— Start —

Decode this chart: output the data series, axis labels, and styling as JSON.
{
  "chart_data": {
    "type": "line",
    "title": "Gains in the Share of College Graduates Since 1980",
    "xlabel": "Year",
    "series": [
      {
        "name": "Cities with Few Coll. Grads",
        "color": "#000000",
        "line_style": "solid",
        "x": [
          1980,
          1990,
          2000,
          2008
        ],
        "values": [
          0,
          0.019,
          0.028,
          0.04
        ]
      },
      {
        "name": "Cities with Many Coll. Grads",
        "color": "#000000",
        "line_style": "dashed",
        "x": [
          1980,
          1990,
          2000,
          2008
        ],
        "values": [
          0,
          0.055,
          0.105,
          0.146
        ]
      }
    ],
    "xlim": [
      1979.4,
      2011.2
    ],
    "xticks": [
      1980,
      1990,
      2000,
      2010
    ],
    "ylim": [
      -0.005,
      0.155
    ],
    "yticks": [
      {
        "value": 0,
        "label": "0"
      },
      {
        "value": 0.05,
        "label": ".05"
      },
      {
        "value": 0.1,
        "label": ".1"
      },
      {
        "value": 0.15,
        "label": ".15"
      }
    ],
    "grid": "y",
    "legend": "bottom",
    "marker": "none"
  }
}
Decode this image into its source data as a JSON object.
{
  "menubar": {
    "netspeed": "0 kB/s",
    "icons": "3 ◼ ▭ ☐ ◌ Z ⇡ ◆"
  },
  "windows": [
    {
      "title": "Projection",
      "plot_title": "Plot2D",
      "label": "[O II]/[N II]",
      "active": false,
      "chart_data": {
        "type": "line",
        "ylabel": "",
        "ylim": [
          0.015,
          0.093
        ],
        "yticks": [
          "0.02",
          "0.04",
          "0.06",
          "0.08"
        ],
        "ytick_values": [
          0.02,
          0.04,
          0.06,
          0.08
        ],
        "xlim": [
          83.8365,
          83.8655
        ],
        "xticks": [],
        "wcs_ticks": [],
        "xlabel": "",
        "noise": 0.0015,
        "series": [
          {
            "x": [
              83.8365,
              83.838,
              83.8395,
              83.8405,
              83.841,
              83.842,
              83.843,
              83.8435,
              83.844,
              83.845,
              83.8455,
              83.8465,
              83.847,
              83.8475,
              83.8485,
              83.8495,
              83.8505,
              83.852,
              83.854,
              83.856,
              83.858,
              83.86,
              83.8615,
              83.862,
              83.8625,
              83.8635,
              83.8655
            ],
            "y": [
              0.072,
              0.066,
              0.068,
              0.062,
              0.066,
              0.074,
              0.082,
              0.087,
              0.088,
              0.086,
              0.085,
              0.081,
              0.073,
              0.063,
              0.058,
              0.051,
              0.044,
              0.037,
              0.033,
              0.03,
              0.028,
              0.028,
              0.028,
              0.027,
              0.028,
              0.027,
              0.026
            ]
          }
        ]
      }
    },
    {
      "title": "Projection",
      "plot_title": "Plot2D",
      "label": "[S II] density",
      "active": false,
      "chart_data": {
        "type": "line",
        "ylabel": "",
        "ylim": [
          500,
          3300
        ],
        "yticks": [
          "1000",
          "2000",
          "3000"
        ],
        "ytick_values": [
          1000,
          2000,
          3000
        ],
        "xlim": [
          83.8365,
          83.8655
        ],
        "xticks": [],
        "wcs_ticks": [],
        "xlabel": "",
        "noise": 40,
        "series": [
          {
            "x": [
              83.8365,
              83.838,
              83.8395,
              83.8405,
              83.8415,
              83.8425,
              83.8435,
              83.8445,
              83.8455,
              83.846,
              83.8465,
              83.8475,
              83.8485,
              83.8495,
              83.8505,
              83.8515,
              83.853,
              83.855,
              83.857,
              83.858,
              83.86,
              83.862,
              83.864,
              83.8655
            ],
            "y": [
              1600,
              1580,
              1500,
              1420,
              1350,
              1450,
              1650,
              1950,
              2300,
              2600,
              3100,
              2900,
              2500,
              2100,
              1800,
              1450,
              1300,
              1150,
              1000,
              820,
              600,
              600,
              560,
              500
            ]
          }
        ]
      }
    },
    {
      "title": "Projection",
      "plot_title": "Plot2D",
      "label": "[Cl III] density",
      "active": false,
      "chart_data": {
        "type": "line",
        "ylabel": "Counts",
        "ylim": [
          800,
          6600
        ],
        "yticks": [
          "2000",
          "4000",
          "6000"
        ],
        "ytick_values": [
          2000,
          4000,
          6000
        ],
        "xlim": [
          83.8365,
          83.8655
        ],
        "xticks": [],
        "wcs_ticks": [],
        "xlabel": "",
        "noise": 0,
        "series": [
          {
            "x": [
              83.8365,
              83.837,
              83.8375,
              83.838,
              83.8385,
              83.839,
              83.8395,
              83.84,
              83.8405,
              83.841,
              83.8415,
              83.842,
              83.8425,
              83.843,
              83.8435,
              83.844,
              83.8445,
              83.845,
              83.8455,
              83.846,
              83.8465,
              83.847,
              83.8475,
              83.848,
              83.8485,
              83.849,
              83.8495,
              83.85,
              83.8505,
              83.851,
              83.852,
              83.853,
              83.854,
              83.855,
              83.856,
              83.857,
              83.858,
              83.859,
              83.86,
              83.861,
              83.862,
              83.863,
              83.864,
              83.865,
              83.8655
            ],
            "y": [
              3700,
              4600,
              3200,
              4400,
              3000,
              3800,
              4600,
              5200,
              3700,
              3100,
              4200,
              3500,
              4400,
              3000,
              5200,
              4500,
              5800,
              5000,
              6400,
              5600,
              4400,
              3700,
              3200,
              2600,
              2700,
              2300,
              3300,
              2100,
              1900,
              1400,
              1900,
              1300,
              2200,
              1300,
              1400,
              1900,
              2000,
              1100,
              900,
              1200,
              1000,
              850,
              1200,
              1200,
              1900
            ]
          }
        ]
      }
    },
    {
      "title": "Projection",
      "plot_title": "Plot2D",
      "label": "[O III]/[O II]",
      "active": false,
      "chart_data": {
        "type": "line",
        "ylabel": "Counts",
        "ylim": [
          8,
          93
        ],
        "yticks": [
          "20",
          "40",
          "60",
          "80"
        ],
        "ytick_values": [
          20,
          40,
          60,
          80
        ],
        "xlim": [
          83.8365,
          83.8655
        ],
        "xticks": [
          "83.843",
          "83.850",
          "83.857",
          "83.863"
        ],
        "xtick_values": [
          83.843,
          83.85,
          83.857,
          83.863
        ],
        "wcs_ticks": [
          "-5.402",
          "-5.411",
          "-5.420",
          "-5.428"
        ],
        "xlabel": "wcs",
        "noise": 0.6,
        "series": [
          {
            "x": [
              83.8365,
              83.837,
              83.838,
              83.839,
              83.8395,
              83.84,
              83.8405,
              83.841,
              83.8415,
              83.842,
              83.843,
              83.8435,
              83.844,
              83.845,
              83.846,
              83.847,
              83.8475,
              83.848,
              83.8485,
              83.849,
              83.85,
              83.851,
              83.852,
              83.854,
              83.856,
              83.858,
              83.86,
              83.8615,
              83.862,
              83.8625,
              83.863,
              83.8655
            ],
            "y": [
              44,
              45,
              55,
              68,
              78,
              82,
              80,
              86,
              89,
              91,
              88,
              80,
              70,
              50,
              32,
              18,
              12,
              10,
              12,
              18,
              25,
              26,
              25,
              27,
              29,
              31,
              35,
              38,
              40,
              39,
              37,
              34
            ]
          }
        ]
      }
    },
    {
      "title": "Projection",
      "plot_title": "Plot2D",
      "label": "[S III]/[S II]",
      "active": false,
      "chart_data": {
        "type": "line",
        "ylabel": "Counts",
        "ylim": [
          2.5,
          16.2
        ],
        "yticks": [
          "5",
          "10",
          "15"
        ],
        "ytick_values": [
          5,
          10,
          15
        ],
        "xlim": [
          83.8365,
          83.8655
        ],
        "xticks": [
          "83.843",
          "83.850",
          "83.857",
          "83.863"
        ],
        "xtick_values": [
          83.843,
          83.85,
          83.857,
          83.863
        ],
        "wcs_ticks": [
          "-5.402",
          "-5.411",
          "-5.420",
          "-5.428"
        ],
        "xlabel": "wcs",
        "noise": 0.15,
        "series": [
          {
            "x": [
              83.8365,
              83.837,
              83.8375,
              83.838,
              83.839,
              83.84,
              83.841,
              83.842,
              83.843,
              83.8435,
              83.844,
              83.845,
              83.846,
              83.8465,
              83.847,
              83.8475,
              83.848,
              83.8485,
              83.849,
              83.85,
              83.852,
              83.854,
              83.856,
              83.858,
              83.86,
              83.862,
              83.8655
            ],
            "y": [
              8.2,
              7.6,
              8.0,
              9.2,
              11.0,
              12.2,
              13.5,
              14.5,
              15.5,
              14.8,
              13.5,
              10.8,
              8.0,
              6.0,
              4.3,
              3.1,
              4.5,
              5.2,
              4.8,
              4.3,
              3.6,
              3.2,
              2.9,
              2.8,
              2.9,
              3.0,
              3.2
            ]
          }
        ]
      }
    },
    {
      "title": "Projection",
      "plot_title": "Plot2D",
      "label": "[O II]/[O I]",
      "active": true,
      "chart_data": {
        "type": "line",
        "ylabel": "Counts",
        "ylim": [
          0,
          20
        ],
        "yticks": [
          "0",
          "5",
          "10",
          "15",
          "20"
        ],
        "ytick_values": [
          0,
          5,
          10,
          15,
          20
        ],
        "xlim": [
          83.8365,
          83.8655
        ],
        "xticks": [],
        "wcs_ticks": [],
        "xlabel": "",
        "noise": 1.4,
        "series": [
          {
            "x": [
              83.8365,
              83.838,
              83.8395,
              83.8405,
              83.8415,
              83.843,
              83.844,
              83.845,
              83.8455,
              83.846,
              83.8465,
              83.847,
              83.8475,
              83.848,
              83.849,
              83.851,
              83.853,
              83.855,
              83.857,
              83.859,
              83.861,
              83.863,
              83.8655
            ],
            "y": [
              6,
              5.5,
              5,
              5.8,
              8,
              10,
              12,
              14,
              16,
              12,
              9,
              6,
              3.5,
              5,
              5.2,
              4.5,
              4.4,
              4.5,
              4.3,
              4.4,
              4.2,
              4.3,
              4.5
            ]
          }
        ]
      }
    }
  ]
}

— End —

● SET PROBLEM: Copy every line above that holds the word "Grads".

● SOLVED PROBLEM:
        "name": "Cities with Few Coll. Grads",
        "name": "Cities with Many Coll. Grads",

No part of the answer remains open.